Begin The input

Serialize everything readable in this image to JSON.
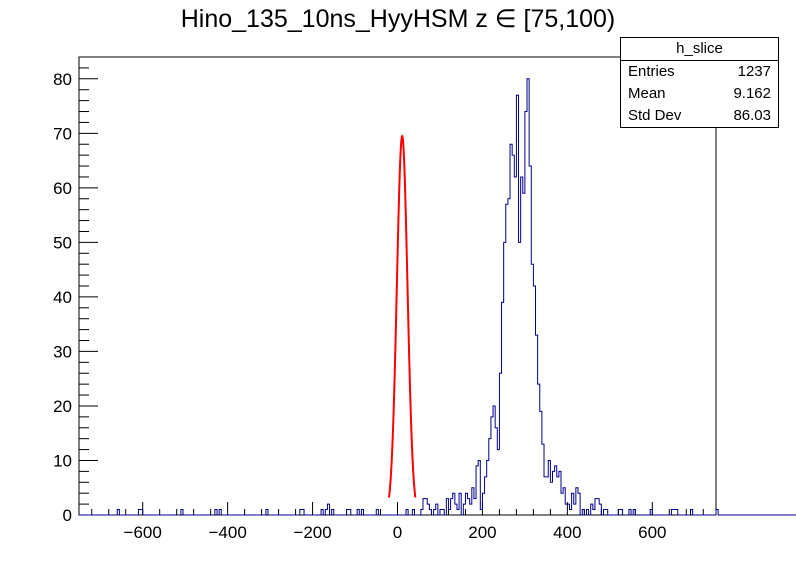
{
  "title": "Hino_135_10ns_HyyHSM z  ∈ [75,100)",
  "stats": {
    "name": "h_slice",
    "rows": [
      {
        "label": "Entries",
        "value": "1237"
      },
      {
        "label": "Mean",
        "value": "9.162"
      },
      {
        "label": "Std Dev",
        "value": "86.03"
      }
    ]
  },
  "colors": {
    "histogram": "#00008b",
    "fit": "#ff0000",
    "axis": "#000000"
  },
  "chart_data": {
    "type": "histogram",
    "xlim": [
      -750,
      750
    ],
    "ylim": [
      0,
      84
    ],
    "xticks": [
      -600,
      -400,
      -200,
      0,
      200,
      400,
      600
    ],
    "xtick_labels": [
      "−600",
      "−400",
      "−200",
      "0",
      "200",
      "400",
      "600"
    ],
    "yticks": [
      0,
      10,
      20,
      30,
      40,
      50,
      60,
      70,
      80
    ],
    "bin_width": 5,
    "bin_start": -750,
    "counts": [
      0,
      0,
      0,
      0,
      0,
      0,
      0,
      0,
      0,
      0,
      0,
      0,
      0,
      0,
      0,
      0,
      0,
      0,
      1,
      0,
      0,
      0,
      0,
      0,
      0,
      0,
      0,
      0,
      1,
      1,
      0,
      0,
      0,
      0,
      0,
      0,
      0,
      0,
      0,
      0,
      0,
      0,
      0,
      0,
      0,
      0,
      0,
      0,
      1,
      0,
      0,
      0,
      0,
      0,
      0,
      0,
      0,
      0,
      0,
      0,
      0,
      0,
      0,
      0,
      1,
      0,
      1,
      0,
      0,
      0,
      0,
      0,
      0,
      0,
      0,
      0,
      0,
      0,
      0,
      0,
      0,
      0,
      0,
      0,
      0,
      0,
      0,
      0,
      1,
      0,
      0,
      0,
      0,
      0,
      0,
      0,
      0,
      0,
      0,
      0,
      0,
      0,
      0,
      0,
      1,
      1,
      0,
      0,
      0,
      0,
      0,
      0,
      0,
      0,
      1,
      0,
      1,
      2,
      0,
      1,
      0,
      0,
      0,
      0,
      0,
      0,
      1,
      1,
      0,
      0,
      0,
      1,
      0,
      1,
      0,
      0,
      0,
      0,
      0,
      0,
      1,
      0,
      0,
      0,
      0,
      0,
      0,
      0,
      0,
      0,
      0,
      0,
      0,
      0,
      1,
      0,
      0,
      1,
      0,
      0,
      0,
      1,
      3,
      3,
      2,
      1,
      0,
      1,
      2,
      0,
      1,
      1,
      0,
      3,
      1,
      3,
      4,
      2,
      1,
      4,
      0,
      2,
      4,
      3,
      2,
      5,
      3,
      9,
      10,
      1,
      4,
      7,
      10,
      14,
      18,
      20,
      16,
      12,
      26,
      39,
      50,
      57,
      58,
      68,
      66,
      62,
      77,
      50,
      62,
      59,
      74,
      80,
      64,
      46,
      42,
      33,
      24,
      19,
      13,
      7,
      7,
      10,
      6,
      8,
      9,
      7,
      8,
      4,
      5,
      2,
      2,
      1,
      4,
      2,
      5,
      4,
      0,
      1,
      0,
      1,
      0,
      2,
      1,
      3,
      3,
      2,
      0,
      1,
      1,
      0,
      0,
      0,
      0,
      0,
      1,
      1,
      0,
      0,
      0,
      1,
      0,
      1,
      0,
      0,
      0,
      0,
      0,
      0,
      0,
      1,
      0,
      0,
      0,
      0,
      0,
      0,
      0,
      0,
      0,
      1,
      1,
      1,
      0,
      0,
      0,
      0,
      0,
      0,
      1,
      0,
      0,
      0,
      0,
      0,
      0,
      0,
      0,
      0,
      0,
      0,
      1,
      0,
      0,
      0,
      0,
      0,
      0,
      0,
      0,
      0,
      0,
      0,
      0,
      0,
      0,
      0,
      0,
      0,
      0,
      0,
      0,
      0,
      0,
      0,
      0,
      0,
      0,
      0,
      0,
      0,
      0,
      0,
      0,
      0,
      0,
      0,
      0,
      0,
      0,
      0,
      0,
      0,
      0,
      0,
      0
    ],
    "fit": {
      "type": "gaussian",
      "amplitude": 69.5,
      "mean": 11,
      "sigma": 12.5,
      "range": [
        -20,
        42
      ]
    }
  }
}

End The input
Begin The input

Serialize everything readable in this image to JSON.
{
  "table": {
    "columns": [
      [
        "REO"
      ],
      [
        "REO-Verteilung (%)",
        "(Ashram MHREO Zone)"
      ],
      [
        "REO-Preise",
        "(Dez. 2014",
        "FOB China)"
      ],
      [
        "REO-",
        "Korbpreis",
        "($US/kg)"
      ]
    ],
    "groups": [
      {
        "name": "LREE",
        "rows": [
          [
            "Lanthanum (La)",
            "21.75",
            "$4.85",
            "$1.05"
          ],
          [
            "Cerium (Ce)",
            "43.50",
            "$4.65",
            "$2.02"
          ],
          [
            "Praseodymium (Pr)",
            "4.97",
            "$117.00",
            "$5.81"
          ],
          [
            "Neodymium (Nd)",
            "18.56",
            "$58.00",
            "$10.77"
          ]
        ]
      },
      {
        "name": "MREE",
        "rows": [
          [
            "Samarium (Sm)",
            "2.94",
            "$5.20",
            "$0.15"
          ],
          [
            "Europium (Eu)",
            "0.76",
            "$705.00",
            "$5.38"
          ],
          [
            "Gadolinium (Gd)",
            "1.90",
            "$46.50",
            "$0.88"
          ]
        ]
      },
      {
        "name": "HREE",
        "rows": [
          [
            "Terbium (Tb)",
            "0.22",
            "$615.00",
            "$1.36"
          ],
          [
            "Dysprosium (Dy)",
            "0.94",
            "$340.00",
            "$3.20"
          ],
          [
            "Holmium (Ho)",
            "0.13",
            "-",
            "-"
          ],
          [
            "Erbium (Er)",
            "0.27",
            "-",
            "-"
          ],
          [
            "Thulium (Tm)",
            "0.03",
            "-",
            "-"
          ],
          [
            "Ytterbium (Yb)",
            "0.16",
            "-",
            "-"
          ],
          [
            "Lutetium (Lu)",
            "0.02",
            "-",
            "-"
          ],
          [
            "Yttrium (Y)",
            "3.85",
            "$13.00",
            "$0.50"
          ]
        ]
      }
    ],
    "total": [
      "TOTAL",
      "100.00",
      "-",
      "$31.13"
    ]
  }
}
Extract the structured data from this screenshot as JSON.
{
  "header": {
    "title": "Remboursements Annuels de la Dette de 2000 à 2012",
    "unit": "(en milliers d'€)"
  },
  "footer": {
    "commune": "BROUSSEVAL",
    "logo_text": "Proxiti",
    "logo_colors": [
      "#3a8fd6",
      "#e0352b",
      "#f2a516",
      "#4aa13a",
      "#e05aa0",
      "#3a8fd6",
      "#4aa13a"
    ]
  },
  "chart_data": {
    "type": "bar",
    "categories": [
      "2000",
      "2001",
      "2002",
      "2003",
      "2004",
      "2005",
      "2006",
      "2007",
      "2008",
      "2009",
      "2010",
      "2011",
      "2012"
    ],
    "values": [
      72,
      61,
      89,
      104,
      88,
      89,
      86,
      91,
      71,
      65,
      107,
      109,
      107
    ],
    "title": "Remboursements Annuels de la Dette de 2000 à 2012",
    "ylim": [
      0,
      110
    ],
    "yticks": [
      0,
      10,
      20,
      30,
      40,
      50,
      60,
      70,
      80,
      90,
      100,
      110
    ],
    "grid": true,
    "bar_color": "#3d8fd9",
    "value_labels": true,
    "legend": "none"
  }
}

End The input
Begin The input

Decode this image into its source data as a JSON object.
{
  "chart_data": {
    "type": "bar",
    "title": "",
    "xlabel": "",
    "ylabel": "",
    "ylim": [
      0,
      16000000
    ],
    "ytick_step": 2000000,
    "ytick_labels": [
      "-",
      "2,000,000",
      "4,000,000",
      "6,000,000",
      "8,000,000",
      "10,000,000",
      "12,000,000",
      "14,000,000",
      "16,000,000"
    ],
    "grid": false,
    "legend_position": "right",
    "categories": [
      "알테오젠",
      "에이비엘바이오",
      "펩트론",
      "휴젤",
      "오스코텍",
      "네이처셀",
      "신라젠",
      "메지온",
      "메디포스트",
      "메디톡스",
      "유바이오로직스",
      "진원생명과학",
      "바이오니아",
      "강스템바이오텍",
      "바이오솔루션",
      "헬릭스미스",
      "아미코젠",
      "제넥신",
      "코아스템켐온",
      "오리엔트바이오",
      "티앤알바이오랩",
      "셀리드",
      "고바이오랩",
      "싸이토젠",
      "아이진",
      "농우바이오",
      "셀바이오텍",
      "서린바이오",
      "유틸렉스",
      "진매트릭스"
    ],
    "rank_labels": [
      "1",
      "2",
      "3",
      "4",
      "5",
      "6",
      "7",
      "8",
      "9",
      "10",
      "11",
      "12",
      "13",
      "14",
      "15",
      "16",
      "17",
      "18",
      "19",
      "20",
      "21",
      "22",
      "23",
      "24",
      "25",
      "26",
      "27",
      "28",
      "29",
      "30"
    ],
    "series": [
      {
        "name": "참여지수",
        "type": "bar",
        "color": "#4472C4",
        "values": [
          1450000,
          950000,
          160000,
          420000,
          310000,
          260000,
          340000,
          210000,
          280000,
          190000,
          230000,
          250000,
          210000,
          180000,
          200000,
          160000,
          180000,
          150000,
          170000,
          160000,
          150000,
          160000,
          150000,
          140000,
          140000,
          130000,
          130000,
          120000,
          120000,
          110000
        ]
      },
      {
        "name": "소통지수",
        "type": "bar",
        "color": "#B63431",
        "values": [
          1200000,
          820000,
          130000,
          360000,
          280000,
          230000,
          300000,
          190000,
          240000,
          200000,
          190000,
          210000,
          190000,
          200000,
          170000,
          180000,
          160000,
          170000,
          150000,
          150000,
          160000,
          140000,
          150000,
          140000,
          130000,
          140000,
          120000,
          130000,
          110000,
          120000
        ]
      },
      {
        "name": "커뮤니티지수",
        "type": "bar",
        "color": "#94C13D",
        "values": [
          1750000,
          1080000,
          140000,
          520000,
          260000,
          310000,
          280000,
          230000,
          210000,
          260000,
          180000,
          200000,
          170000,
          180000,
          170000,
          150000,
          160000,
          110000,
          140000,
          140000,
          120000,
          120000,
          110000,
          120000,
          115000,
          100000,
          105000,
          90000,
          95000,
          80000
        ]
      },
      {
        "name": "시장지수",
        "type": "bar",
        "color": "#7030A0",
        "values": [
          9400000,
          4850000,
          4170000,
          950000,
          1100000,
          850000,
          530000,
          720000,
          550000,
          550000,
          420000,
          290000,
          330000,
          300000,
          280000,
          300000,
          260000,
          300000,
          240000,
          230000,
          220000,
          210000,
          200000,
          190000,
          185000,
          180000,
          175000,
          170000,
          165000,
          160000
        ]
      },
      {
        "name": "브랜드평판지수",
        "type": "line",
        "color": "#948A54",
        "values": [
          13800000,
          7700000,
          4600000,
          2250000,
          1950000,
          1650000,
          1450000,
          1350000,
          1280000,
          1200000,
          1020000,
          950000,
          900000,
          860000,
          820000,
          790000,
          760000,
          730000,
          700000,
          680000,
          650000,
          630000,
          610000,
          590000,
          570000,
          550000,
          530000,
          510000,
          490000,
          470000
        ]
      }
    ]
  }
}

End The input

Exercise: Extract from the data every line where "JSON" shows up.

The answer:
Serialize everything readable in this image to JSON.
Serialize everything readable in this image to JSON.
Extract the structured data from this screenshot as JSON.
Decode this image into its source data as a JSON object.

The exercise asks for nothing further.